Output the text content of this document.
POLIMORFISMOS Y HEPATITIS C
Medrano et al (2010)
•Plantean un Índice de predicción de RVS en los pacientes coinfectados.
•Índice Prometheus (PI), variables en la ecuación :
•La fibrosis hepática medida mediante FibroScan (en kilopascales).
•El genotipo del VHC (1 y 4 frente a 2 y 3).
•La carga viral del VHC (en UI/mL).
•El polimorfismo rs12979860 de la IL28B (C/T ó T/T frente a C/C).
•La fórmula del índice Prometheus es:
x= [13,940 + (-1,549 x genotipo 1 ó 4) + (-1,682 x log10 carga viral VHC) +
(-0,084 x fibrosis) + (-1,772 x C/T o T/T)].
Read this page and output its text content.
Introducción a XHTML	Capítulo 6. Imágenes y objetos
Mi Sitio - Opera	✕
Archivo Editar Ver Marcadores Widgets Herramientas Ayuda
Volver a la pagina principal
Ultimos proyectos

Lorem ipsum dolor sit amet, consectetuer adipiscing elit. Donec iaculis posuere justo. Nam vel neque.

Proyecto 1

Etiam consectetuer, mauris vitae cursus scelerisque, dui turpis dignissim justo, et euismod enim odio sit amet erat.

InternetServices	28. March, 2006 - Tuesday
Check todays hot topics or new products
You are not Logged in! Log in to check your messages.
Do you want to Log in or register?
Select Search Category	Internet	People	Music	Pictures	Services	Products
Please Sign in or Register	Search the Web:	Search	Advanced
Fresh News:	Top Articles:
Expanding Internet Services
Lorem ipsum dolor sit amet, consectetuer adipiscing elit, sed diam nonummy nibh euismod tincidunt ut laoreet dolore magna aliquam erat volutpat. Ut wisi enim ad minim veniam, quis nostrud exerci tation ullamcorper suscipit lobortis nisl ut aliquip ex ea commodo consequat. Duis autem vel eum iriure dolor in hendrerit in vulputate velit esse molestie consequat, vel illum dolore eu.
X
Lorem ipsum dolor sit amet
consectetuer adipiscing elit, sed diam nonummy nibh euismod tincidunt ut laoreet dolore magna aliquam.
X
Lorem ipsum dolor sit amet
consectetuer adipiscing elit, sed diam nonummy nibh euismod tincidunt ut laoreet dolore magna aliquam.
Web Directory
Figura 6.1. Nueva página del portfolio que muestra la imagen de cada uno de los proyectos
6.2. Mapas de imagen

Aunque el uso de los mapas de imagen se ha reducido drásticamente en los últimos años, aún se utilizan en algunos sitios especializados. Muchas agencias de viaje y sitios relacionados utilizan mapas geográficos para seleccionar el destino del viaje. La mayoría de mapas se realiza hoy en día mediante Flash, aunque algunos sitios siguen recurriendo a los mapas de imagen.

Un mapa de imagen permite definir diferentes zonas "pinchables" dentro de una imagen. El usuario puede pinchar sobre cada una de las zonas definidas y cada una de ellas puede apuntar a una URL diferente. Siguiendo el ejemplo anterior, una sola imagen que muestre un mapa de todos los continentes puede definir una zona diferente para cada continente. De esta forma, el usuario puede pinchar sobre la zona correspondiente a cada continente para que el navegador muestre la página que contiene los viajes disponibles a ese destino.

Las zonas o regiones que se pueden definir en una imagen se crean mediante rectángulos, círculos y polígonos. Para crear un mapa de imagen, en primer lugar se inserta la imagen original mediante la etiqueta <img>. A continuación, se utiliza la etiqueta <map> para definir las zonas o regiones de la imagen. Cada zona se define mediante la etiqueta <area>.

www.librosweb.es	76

★ ★ ★ ★ ★ ★ ★

▸ **YOUR OBJECTIVE**:
Where a line of the records above holds the word "viral", count it; give the total as a single number and nothing else.

▸ **OUTPUT FOR THIS EXERCISE**:
2